▶ **CHALLENGE**: Extract each line of the listing below and reproduce it verbatim, without any changes.

▶ **RECORDS FOR THIS EXERCISE**:
----------------------------------------
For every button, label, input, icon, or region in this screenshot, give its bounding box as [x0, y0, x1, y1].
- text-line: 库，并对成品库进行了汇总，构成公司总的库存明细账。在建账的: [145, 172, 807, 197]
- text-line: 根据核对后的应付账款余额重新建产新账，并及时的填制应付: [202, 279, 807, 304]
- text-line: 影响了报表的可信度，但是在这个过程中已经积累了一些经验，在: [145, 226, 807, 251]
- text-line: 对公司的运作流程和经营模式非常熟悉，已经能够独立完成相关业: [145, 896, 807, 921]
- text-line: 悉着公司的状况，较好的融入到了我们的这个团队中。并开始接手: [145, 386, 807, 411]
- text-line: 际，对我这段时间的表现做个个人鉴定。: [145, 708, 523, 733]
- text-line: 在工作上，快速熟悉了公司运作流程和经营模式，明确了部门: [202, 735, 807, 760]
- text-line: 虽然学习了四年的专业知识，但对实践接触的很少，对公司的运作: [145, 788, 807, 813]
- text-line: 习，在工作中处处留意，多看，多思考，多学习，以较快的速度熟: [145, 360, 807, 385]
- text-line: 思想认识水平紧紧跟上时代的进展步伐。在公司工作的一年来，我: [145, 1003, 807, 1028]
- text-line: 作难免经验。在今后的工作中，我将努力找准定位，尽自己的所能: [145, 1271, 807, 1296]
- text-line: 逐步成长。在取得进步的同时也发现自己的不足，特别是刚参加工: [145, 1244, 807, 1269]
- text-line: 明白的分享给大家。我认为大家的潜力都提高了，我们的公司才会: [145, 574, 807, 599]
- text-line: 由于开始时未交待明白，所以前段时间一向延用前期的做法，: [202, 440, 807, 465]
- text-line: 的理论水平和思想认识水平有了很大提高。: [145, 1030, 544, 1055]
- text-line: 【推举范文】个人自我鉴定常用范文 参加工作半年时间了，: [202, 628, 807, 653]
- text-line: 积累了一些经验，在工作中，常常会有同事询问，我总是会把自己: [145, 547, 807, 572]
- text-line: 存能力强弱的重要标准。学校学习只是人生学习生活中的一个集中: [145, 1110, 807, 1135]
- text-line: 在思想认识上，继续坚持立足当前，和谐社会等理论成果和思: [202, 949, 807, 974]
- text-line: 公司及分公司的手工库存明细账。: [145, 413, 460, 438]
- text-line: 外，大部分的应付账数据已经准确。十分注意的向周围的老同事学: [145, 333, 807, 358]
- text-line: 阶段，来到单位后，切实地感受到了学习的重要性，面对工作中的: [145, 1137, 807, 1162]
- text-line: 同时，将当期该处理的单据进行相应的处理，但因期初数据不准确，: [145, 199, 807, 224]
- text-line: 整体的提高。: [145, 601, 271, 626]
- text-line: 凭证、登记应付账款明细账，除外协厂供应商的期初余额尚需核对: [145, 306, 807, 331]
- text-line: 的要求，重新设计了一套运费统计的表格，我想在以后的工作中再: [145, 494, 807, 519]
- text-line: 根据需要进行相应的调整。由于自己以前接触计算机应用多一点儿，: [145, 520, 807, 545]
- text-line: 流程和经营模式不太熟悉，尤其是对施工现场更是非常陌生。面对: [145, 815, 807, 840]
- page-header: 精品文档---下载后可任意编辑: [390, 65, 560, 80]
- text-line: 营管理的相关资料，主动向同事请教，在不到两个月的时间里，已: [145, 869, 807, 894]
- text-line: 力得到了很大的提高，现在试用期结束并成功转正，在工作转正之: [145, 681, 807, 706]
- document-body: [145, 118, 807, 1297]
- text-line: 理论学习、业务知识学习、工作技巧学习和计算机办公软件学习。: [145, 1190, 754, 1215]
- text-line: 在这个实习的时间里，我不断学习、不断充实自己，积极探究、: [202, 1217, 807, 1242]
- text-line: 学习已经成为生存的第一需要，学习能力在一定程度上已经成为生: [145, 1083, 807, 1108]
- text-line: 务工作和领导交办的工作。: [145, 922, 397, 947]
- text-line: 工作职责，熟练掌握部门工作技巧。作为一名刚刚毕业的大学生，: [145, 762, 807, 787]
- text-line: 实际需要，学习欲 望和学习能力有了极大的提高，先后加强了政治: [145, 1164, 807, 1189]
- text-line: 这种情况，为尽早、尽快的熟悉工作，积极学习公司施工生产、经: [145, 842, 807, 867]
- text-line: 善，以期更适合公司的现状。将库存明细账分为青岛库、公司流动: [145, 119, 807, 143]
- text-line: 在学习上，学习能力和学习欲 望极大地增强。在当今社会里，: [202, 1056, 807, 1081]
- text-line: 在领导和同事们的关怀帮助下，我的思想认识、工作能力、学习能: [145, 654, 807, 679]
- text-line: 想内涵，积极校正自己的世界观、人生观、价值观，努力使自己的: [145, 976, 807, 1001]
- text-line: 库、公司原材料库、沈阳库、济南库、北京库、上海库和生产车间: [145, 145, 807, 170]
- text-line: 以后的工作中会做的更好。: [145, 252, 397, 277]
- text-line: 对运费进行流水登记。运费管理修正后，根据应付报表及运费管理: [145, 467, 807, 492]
----------------------------------------
▶ **OUTPUT**:
For every button, label, input, icon, or region in this screenshot, give its bounding box as [x0, y0, x1, y1].
- text-line: 库，并对成品库进行了汇总，构成公司总的库存明细账。在建账的: [145, 172, 807, 197]
- text-line: 根据核对后的应付账款余额重新建产新账，并及时的填制应付: [202, 279, 807, 304]
- text-line: 影响了报表的可信度，但是在这个过程中已经积累了一些经验，在: [145, 226, 807, 251]
- text-line: 对公司的运作流程和经营模式非常熟悉，已经能够独立完成相关业: [145, 896, 807, 921]
- text-line: 悉着公司的状况，较好的融入到了我们的这个团队中。并开始接手: [145, 386, 807, 411]
- text-line: 际，对我这段时间的表现做个个人鉴定。: [145, 708, 523, 733]
- text-line: 在工作上，快速熟悉了公司运作流程和经营模式，明确了部门: [202, 735, 807, 760]
- text-line: 虽然学习了四年的专业知识，但对实践接触的很少，对公司的运作: [145, 788, 807, 813]
- text-line: 习，在工作中处处留意，多看，多思考，多学习，以较快的速度熟: [145, 360, 807, 385]
- text-line: 思想认识水平紧紧跟上时代的进展步伐。在公司工作的一年来，我: [145, 1003, 807, 1028]
- text-line: 作难免经验。在今后的工作中，我将努力找准定位，尽自己的所能: [145, 1271, 807, 1296]
- text-line: 逐步成长。在取得进步的同时也发现自己的不足，特别是刚参加工: [145, 1244, 807, 1269]
- text-line: 明白的分享给大家。我认为大家的潜力都提高了，我们的公司才会: [145, 574, 807, 599]
- text-line: 由于开始时未交待明白，所以前段时间一向延用前期的做法，: [202, 440, 807, 465]
- text-line: 的理论水平和思想认识水平有了很大提高。: [145, 1030, 544, 1055]
- text-line: 【推举范文】个人自我鉴定常用范文 参加工作半年时间了，: [202, 628, 807, 653]
- text-line: 积累了一些经验，在工作中，常常会有同事询问，我总是会把自己: [145, 547, 807, 572]
- text-line: 存能力强弱的重要标准。学校学习只是人生学习生活中的一个集中: [145, 1110, 807, 1135]
- text-line: 在思想认识上，继续坚持立足当前，和谐社会等理论成果和思: [202, 949, 807, 974]
- text-line: 公司及分公司的手工库存明细账。: [145, 413, 460, 438]
- text-line: 外，大部分的应付账数据已经准确。十分注意的向周围的老同事学: [145, 333, 807, 358]
- text-line: 阶段，来到单位后，切实地感受到了学习的重要性，面对工作中的: [145, 1137, 807, 1162]
- text-line: 同时，将当期该处理的单据进行相应的处理，但因期初数据不准确，: [145, 199, 807, 224]
- text-line: 整体的提高。: [145, 601, 271, 626]
- text-line: 凭证、登记应付账款明细账，除外协厂供应商的期初余额尚需核对: [145, 306, 807, 331]
- text-line: 的要求，重新设计了一套运费统计的表格，我想在以后的工作中再: [145, 494, 807, 519]
- text-line: 根据需要进行相应的调整。由于自己以前接触计算机应用多一点儿，: [145, 520, 807, 545]
- text-line: 流程和经营模式不太熟悉，尤其是对施工现场更是非常陌生。面对: [145, 815, 807, 840]
- page-header: 精品文档---下载后可任意编辑: [390, 65, 560, 80]
- text-line: 营管理的相关资料，主动向同事请教，在不到两个月的时间里，已: [145, 869, 807, 894]
- text-line: 力得到了很大的提高，现在试用期结束并成功转正，在工作转正之: [145, 681, 807, 706]
- document-body: [145, 118, 807, 1297]
- text-line: 理论学习、业务知识学习、工作技巧学习和计算机办公软件学习。: [145, 1190, 754, 1215]
- text-line: 在这个实习的时间里，我不断学习、不断充实自己，积极探究、: [202, 1217, 807, 1242]
- text-line: 学习已经成为生存的第一需要，学习能力在一定程度上已经成为生: [145, 1083, 807, 1108]
- text-line: 务工作和领导交办的工作。: [145, 922, 397, 947]
- text-line: 工作职责，熟练掌握部门工作技巧。作为一名刚刚毕业的大学生，: [145, 762, 807, 787]
- text-line: 实际需要，学习欲 望和学习能力有了极大的提高，先后加强了政治: [145, 1164, 807, 1189]
- text-line: 这种情况，为尽早、尽快的熟悉工作，积极学习公司施工生产、经: [145, 842, 807, 867]
- text-line: 善，以期更适合公司的现状。将库存明细账分为青岛库、公司流动: [145, 119, 807, 143]
- text-line: 在学习上，学习能力和学习欲 望极大地增强。在当今社会里，: [202, 1056, 807, 1081]
- text-line: 在领导和同事们的关怀帮助下，我的思想认识、工作能力、学习能: [145, 654, 807, 679]
- text-line: 想内涵，积极校正自己的世界观、人生观、价值观，努力使自己的: [145, 976, 807, 1001]
- text-line: 库、公司原材料库、沈阳库、济南库、北京库、上海库和生产车间: [145, 145, 807, 170]
- text-line: 以后的工作中会做的更好。: [145, 252, 397, 277]
- text-line: 对运费进行流水登记。运费管理修正后，根据应付报表及运费管理: [145, 467, 807, 492]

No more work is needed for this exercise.